(Data entries)
* * * * * * * * *
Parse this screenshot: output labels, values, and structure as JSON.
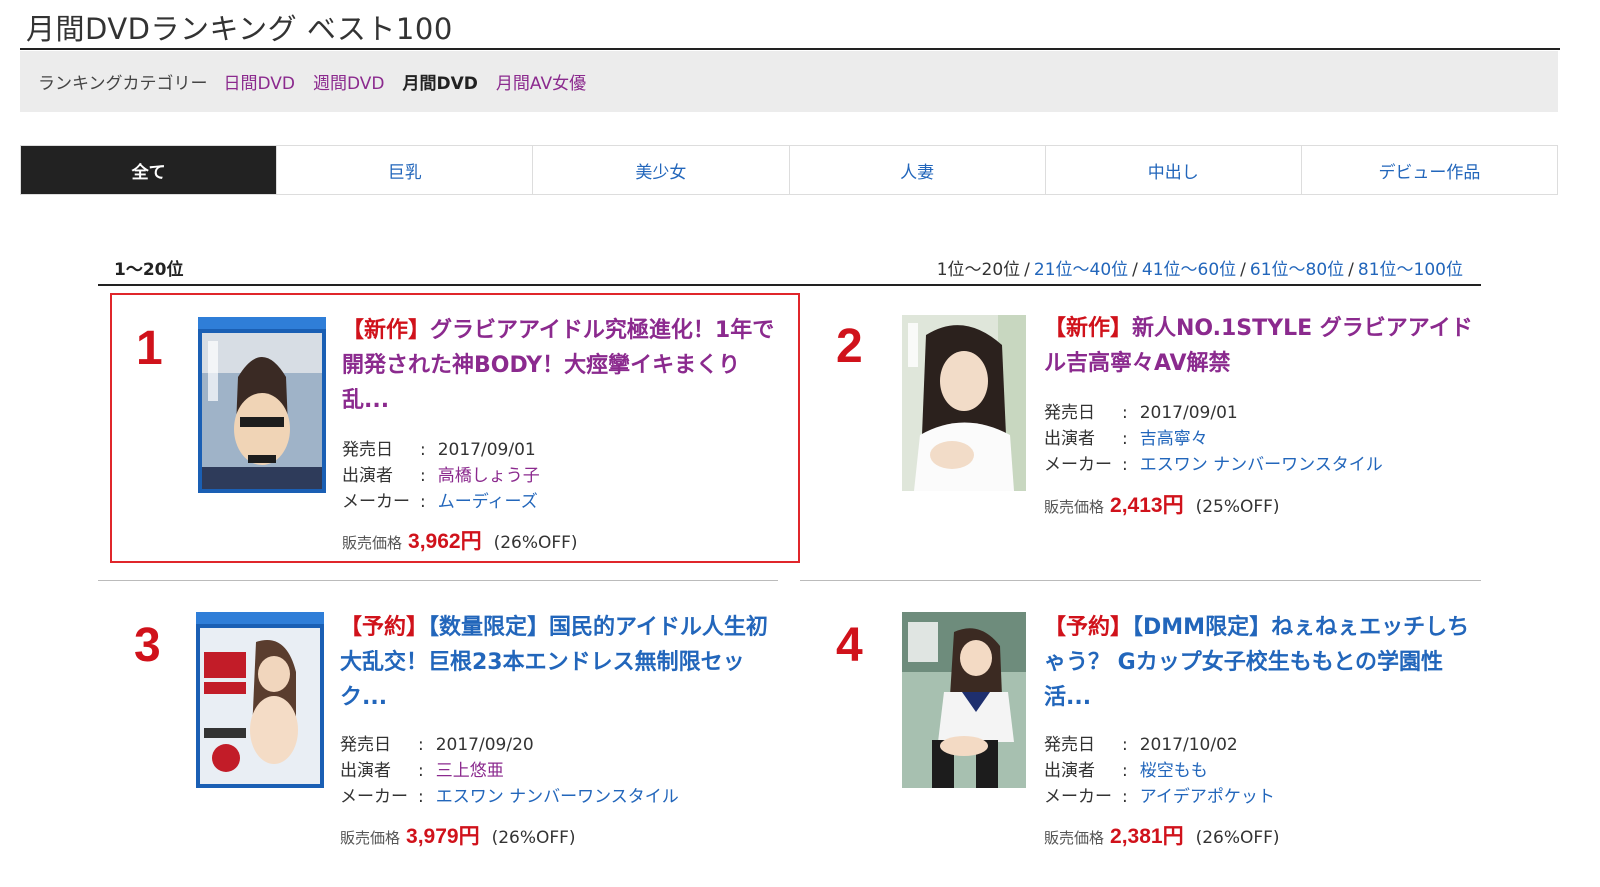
{
  "page": {
    "title": "月間DVDランキング ベスト100"
  },
  "category_bar": {
    "label": "ランキングカテゴリー",
    "items": [
      {
        "label": "日間DVD",
        "active": false
      },
      {
        "label": "週間DVD",
        "active": false
      },
      {
        "label": "月間DVD",
        "active": true
      },
      {
        "label": "月間AV女優",
        "active": false
      }
    ]
  },
  "genre_tabs": [
    {
      "label": "全て",
      "active": true
    },
    {
      "label": "巨乳",
      "active": false
    },
    {
      "label": "美少女",
      "active": false
    },
    {
      "label": "人妻",
      "active": false
    },
    {
      "label": "中出し",
      "active": false
    },
    {
      "label": "デビュー作品",
      "active": false
    }
  ],
  "range": {
    "current": "1〜20位",
    "pages": [
      "1位〜20位",
      "21位〜40位",
      "41位〜60位",
      "61位〜80位",
      "81位〜100位"
    ],
    "separator": "/"
  },
  "labels": {
    "release": "発売日",
    "performer": "出演者",
    "maker": "メーカー",
    "colon": ":",
    "price": "販売価格"
  },
  "items": [
    {
      "rank": "1",
      "tag": "【新作】",
      "title": "グラビアアイドル究極進化！1年で開発された神BODY！大痙攣イキまくり乱...",
      "release": "2017/09/01",
      "performer": "高橋しょう子",
      "maker": "ムーディーズ",
      "price": "3,962円",
      "discount": "(26%OFF)"
    },
    {
      "rank": "2",
      "tag": "【新作】",
      "title": "新人NO.1STYLE グラビアアイドル吉高寧々AV解禁",
      "release": "2017/09/01",
      "performer": "吉高寧々",
      "maker": "エスワン ナンバーワンスタイル",
      "price": "2,413円",
      "discount": "(25%OFF)"
    },
    {
      "rank": "3",
      "tag": "【予約】",
      "title": "【数量限定】国民的アイドル人生初大乱交！巨根23本エンドレス無制限セック...",
      "release": "2017/09/20",
      "performer": "三上悠亜",
      "maker": "エスワン ナンバーワンスタイル",
      "price": "3,979円",
      "discount": "(26%OFF)"
    },
    {
      "rank": "4",
      "tag": "【予約】",
      "title": "【DMM限定】ねぇねぇエッチしちゃう？ Gカップ女子校生ももとの学園性活...",
      "release": "2017/10/02",
      "performer": "桜空もも",
      "maker": "アイデアポケット",
      "price": "2,381円",
      "discount": "(26%OFF)"
    }
  ],
  "colors": {
    "rank_red": "#d0121b",
    "link_purple": "#8b2a8e",
    "link_blue": "#2266bb",
    "highlight_border": "#e0262b"
  }
}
* * * * * * * * *
What this task involves: Repeat every record precisely. Any picture among them stays out of the copy.

Reply:
Parse this screenshot: output labels, values, and structure as JSON.
{
  "page": {
    "title": "月間DVDランキング ベスト100"
  },
  "category_bar": {
    "label": "ランキングカテゴリー",
    "items": [
      {
        "label": "日間DVD",
        "active": false
      },
      {
        "label": "週間DVD",
        "active": false
      },
      {
        "label": "月間DVD",
        "active": true
      },
      {
        "label": "月間AV女優",
        "active": false
      }
    ]
  },
  "genre_tabs": [
    {
      "label": "全て",
      "active": true
    },
    {
      "label": "巨乳",
      "active": false
    },
    {
      "label": "美少女",
      "active": false
    },
    {
      "label": "人妻",
      "active": false
    },
    {
      "label": "中出し",
      "active": false
    },
    {
      "label": "デビュー作品",
      "active": false
    }
  ],
  "range": {
    "current": "1〜20位",
    "pages": [
      "1位〜20位",
      "21位〜40位",
      "41位〜60位",
      "61位〜80位",
      "81位〜100位"
    ],
    "separator": "/"
  },
  "labels": {
    "release": "発売日",
    "performer": "出演者",
    "maker": "メーカー",
    "colon": ":",
    "price": "販売価格"
  },
  "items": [
    {
      "rank": "1",
      "tag": "【新作】",
      "title": "グラビアアイドル究極進化！1年で開発された神BODY！大痙攣イキまくり乱...",
      "release": "2017/09/01",
      "performer": "高橋しょう子",
      "maker": "ムーディーズ",
      "price": "3,962円",
      "discount": "(26%OFF)"
    },
    {
      "rank": "2",
      "tag": "【新作】",
      "title": "新人NO.1STYLE グラビアアイドル吉高寧々AV解禁",
      "release": "2017/09/01",
      "performer": "吉高寧々",
      "maker": "エスワン ナンバーワンスタイル",
      "price": "2,413円",
      "discount": "(25%OFF)"
    },
    {
      "rank": "3",
      "tag": "【予約】",
      "title": "【数量限定】国民的アイドル人生初大乱交！巨根23本エンドレス無制限セック...",
      "release": "2017/09/20",
      "performer": "三上悠亜",
      "maker": "エスワン ナンバーワンスタイル",
      "price": "3,979円",
      "discount": "(26%OFF)"
    },
    {
      "rank": "4",
      "tag": "【予約】",
      "title": "【DMM限定】ねぇねぇエッチしちゃう？ Gカップ女子校生ももとの学園性活...",
      "release": "2017/10/02",
      "performer": "桜空もも",
      "maker": "アイデアポケット",
      "price": "2,381円",
      "discount": "(26%OFF)"
    }
  ],
  "colors": {
    "rank_red": "#d0121b",
    "link_purple": "#8b2a8e",
    "link_blue": "#2266bb",
    "highlight_border": "#e0262b"
  }
}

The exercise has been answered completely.